## WRITTEN REQUEST
Hunt for the word "Local" across the entries below, copying each line that holds it.

↓

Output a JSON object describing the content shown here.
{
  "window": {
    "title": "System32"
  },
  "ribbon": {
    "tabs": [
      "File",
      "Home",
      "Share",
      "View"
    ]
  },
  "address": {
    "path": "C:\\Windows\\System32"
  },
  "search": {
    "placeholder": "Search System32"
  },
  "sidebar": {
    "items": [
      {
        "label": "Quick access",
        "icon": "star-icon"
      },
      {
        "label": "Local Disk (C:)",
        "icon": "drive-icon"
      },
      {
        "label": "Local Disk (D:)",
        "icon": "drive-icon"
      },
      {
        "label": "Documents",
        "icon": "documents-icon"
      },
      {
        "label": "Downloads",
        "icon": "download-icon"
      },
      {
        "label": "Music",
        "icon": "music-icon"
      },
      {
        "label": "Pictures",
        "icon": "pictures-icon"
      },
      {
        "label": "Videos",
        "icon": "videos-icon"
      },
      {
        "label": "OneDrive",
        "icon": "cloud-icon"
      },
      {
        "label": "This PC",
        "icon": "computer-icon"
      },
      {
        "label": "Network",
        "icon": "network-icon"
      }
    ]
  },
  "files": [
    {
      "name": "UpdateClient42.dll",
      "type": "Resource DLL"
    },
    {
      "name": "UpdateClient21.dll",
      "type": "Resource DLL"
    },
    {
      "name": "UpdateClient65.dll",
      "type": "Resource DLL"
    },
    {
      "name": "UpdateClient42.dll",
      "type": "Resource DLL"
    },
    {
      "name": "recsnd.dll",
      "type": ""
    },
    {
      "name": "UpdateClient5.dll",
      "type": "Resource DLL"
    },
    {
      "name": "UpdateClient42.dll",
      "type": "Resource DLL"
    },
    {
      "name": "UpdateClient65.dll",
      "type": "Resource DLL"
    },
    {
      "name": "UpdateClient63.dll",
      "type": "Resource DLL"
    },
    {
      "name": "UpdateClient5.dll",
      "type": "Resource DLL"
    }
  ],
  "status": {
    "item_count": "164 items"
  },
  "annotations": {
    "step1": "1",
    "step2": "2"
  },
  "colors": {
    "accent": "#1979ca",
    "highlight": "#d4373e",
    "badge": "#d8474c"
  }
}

↑

## FULL ANSWER
        "label": "Local Disk (C:)",
        "label": "Local Disk (D:)",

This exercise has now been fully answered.